◆ **WRITTEN REQUEST**
Output the records exactly. Include every line.
────────────────────
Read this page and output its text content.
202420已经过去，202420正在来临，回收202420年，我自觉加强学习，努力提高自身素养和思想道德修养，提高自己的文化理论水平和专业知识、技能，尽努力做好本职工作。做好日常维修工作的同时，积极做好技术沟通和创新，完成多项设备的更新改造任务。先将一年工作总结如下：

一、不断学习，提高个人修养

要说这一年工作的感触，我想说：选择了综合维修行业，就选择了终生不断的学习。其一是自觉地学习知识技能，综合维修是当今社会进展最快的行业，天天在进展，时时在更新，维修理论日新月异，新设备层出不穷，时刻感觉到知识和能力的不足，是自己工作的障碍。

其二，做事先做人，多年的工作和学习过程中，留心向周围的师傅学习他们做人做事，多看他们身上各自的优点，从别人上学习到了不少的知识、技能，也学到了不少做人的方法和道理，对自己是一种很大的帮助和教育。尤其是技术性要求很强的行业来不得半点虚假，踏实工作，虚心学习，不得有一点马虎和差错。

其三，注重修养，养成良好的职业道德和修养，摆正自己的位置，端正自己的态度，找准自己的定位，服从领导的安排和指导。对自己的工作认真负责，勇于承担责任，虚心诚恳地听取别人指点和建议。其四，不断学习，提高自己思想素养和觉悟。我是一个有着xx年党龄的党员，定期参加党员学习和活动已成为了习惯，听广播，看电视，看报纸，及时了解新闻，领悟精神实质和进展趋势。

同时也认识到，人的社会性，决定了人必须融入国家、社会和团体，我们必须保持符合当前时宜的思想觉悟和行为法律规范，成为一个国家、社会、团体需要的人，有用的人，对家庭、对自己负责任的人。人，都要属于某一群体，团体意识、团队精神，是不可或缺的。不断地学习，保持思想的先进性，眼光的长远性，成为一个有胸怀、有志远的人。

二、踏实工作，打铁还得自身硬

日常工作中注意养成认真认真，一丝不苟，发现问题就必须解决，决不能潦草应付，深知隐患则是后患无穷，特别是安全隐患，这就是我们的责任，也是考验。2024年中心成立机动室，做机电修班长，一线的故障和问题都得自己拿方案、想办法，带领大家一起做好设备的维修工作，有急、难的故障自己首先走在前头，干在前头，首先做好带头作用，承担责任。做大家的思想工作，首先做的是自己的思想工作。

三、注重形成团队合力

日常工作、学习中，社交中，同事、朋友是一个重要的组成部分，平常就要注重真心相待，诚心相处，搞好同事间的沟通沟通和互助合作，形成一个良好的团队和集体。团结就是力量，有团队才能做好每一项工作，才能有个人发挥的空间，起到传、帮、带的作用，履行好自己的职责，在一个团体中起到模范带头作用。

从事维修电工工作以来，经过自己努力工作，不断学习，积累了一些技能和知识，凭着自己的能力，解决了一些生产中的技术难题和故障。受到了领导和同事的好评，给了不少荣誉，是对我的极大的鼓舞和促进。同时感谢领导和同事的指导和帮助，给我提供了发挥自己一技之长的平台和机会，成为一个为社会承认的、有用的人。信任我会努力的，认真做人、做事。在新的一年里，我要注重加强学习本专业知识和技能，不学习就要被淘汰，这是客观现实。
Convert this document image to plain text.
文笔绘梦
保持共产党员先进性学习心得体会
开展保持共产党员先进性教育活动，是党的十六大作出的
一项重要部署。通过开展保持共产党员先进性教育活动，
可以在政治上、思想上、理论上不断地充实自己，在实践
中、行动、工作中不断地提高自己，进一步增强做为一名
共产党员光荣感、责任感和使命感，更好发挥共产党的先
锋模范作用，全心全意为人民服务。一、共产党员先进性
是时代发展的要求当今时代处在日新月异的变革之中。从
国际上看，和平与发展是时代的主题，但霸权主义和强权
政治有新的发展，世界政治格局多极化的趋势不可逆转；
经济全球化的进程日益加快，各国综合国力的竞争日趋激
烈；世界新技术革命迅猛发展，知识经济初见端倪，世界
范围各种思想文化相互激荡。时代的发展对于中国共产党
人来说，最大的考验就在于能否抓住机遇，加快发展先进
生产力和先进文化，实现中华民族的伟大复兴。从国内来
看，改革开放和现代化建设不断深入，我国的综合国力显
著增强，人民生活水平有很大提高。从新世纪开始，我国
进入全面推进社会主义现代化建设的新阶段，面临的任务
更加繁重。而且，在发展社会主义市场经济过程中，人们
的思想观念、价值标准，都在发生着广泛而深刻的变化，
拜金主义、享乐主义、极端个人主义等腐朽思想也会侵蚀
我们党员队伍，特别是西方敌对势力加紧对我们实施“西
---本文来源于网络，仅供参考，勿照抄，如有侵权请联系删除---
────────────────────
◆ **FINAL ANSWER**
Read this page and output its text content.
202420已经过去，202420正在来临，回收202420年，我自觉加强学习，努力提高自身素养和思想道德修养，提高自己的文化理论水平和专业知识、技能，尽努力做好本职工作。做好日常维修工作的同时，积极做好技术沟通和创新，完成多项设备的更新改造任务。先将一年工作总结如下：

一、不断学习，提高个人修养

要说这一年工作的感触，我想说：选择了综合维修行业，就选择了终生不断的学习。其一是自觉地学习知识技能，综合维修是当今社会进展最快的行业，天天在进展，时时在更新，维修理论日新月异，新设备层出不穷，时刻感觉到知识和能力的不足，是自己工作的障碍。

其二，做事先做人，多年的工作和学习过程中，留心向周围的师傅学习他们做人做事，多看他们身上各自的优点，从别人上学习到了不少的知识、技能，也学到了不少做人的方法和道理，对自己是一种很大的帮助和教育。尤其是技术性要求很强的行业来不得半点虚假，踏实工作，虚心学习，不得有一点马虎和差错。

其三，注重修养，养成良好的职业道德和修养，摆正自己的位置，端正自己的态度，找准自己的定位，服从领导的安排和指导。对自己的工作认真负责，勇于承担责任，虚心诚恳地听取别人指点和建议。其四，不断学习，提高自己思想素养和觉悟。我是一个有着xx年党龄的党员，定期参加党员学习和活动已成为了习惯，听广播，看电视，看报纸，及时了解新闻，领悟精神实质和进展趋势。

同时也认识到，人的社会性，决定了人必须融入国家、社会和团体，我们必须保持符合当前时宜的思想觉悟和行为法律规范，成为一个国家、社会、团体需要的人，有用的人，对家庭、对自己负责任的人。人，都要属于某一群体，团体意识、团队精神，是不可或缺的。不断地学习，保持思想的先进性，眼光的长远性，成为一个有胸怀、有志远的人。

二、踏实工作，打铁还得自身硬

日常工作中注意养成认真认真，一丝不苟，发现问题就必须解决，决不能潦草应付，深知隐患则是后患无穷，特别是安全隐患，这就是我们的责任，也是考验。2024年中心成立机动室，做机电修班长，一线的故障和问题都得自己拿方案、想办法，带领大家一起做好设备的维修工作，有急、难的故障自己首先走在前头，干在前头，首先做好带头作用，承担责任。做大家的思想工作，首先做的是自己的思想工作。

三、注重形成团队合力

日常工作、学习中，社交中，同事、朋友是一个重要的组成部分，平常就要注重真心相待，诚心相处，搞好同事间的沟通沟通和互助合作，形成一个良好的团队和集体。团结就是力量，有团队才能做好每一项工作，才能有个人发挥的空间，起到传、帮、带的作用，履行好自己的职责，在一个团体中起到模范带头作用。

从事维修电工工作以来，经过自己努力工作，不断学习，积累了一些技能和知识，凭着自己的能力，解决了一些生产中的技术难题和故障。受到了领导和同事的好评，给了不少荣誉，是对我的极大的鼓舞和促进。同时感谢领导和同事的指导和帮助，给我提供了发挥自己一技之长的平台和机会，成为一个为社会承认的、有用的人。信任我会努力的，认真做人、做事。在新的一年里，我要注重加强学习本专业知识和技能，不学习就要被淘汰，这是客观现实。
Convert this document image to plain text.
文笔绘梦
保持共产党员先进性学习心得体会
开展保持共产党员先进性教育活动，是党的十六大作出的
一项重要部署。通过开展保持共产党员先进性教育活动，
可以在政治上、思想上、理论上不断地充实自己，在实践
中、行动、工作中不断地提高自己，进一步增强做为一名
共产党员光荣感、责任感和使命感，更好发挥共产党的先
锋模范作用，全心全意为人民服务。一、共产党员先进性
是时代发展的要求当今时代处在日新月异的变革之中。从
国际上看，和平与发展是时代的主题，但霸权主义和强权
政治有新的发展，世界政治格局多极化的趋势不可逆转；
经济全球化的进程日益加快，各国综合国力的竞争日趋激
烈；世界新技术革命迅猛发展，知识经济初见端倪，世界
范围各种思想文化相互激荡。时代的发展对于中国共产党
人来说，最大的考验就在于能否抓住机遇，加快发展先进
生产力和先进文化，实现中华民族的伟大复兴。从国内来
看，改革开放和现代化建设不断深入，我国的综合国力显
著增强，人民生活水平有很大提高。从新世纪开始，我国
进入全面推进社会主义现代化建设的新阶段，面临的任务
更加繁重。而且，在发展社会主义市场经济过程中，人们
的思想观念、价值标准，都在发生着广泛而深刻的变化，
拜金主义、享乐主义、极端个人主义等腐朽思想也会侵蚀
我们党员队伍，特别是西方敌对势力加紧对我们实施“西
---本文来源于网络，仅供参考，勿照抄，如有侵权请联系删除---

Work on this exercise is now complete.